* **What is expected**
Sift the listing for lines that hold the string "시작했습니다" and pull them out.

* **Items**
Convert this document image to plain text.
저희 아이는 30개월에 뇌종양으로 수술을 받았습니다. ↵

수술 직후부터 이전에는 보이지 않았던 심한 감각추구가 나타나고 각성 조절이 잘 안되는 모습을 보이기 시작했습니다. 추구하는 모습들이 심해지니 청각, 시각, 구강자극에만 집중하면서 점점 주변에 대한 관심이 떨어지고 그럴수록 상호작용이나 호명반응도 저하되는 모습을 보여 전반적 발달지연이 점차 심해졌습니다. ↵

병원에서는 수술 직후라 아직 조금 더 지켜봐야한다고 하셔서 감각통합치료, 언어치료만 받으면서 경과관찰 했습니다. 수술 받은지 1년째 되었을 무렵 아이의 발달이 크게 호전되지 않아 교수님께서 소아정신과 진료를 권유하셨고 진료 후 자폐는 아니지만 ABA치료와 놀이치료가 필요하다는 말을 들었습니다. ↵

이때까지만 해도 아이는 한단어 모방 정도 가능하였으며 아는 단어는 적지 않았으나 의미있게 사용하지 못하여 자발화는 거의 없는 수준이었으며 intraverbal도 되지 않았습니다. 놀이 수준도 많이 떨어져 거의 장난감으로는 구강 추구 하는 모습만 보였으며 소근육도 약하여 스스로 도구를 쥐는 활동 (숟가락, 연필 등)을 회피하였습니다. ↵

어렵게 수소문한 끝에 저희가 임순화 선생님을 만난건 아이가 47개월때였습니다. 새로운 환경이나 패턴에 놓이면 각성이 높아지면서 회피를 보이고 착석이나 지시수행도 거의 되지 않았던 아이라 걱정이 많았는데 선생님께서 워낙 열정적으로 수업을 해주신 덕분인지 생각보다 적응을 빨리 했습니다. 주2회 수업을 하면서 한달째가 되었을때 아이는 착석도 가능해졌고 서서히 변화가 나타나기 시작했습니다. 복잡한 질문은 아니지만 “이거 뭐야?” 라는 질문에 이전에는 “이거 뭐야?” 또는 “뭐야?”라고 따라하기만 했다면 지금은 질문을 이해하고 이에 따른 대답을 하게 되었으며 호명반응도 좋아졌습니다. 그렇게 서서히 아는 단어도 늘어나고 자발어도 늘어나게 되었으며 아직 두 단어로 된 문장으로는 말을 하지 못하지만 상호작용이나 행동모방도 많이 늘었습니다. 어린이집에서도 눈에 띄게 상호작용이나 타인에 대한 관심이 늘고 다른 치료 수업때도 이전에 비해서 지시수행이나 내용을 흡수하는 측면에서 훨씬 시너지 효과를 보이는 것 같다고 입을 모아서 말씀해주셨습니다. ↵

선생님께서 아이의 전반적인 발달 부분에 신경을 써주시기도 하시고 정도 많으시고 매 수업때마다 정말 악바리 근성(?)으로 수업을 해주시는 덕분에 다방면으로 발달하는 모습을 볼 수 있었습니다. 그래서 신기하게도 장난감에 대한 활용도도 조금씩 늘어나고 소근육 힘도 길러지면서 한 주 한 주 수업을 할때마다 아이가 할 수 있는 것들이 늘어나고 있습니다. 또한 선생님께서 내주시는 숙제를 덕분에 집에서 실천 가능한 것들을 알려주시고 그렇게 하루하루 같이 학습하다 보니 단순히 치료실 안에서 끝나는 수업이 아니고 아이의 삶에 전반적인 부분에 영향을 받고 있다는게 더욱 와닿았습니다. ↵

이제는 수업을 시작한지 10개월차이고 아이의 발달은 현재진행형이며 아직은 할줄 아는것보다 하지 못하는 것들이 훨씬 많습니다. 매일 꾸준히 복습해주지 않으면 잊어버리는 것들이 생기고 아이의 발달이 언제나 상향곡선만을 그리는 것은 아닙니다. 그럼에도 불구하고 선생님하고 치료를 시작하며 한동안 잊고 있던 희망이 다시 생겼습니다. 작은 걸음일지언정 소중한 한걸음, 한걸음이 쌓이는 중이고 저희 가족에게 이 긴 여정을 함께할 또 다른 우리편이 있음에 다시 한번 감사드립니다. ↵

* **Answer to this problem**
수술 직후부터 이전에는 보이지 않았던 심한 감각추구가 나타나고 각성 조절이 잘 안되는 모습을 보이기 시작했습니다. 추구하는 모습들이 심해지니 청각, 시각, 구강자극에만 집중하면서 점점 주변에 대한 관심이 떨어지고 그럴수록 상호작용이나 호명반응도 저하되는 모습을 보여 전반적 발달지연이 점차 심해졌습니다. ↵
어렵게 수소문한 끝에 저희가 임순화 선생님을 만난건 아이가 47개월때였습니다. 새로운 환경이나 패턴에 놓이면 각성이 높아지면서 회피를 보이고 착석이나 지시수행도 거의 되지 않았던 아이라 걱정이 많았는데 선생님께서 워낙 열정적으로 수업을 해주신 덕분인지 생각보다 적응을 빨리 했습니다. 주2회 수업을 하면서 한달째가 되었을때 아이는 착석도 가능해졌고 서서히 변화가 나타나기 시작했습니다. 복잡한 질문은 아니지만 “이거 뭐야?” 라는 질문에 이전에는 “이거 뭐야?” 또는 “뭐야?”라고 따라하기만 했다면 지금은 질문을 이해하고 이에 따른 대답을 하게 되었으며 호명반응도 좋아졌습니다. 그렇게 서서히 아는 단어도 늘어나고 자발어도 늘어나게 되었으며 아직 두 단어로 된 문장으로는 말을 하지 못하지만 상호작용이나 행동모방도 많이 늘었습니다. 어린이집에서도 눈에 띄게 상호작용이나 타인에 대한 관심이 늘고 다른 치료 수업때도 이전에 비해서 지시수행이나 내용을 흡수하는 측면에서 훨씬 시너지 효과를 보이는 것 같다고 입을 모아서 말씀해주셨습니다. ↵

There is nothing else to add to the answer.